--- Begin Data records ---

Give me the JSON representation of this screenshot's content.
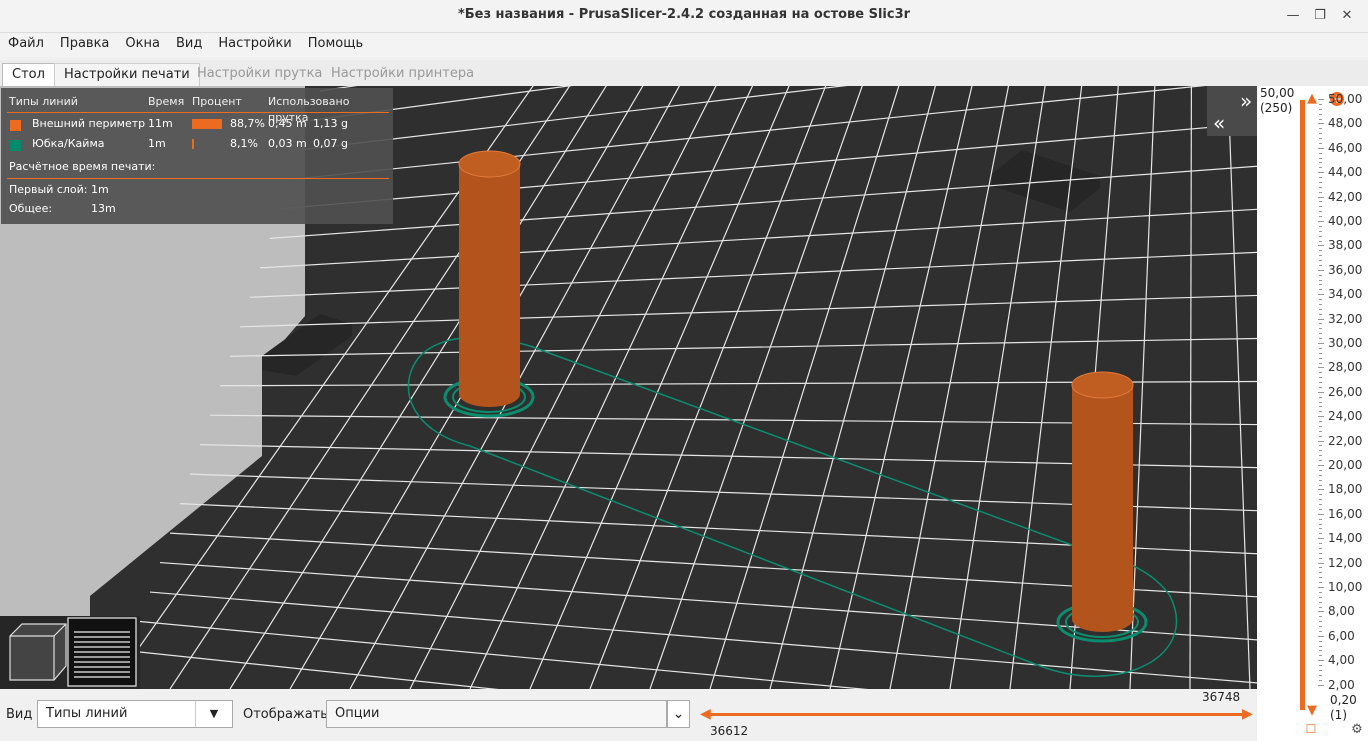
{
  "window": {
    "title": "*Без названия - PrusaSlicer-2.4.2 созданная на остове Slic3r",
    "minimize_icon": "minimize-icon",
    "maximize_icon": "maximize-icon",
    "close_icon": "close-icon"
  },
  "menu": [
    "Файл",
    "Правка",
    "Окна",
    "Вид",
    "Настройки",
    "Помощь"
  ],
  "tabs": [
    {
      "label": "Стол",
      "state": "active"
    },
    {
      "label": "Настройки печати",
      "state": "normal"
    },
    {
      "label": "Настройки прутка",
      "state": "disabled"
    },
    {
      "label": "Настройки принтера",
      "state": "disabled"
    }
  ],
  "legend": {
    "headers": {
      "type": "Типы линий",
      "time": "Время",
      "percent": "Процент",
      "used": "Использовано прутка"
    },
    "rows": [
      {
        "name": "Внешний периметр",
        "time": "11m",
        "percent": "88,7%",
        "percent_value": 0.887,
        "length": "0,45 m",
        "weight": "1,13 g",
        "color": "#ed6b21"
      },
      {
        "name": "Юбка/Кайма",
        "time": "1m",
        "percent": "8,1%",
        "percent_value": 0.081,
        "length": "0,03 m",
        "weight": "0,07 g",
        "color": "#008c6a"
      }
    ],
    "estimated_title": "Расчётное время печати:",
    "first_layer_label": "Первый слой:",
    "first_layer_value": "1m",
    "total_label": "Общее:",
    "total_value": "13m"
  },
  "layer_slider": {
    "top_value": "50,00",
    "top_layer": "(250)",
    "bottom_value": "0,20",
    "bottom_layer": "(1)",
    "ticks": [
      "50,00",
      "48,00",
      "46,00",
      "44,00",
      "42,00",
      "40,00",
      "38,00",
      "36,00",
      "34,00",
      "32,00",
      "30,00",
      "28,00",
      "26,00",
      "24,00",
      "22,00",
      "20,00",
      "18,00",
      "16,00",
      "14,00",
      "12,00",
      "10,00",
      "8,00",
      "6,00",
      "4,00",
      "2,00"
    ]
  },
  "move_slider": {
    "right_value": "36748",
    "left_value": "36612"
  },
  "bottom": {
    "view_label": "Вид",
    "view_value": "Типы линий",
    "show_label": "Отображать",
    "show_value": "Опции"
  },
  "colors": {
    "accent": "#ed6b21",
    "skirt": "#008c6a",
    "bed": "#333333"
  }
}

--- End Data records ---

Stated goal ▸ Which lines hold the word "Типы"? Return all of them from the records above.

Correct response ▸
      "type": "Типы линий",
    "view_value": "Типы линий",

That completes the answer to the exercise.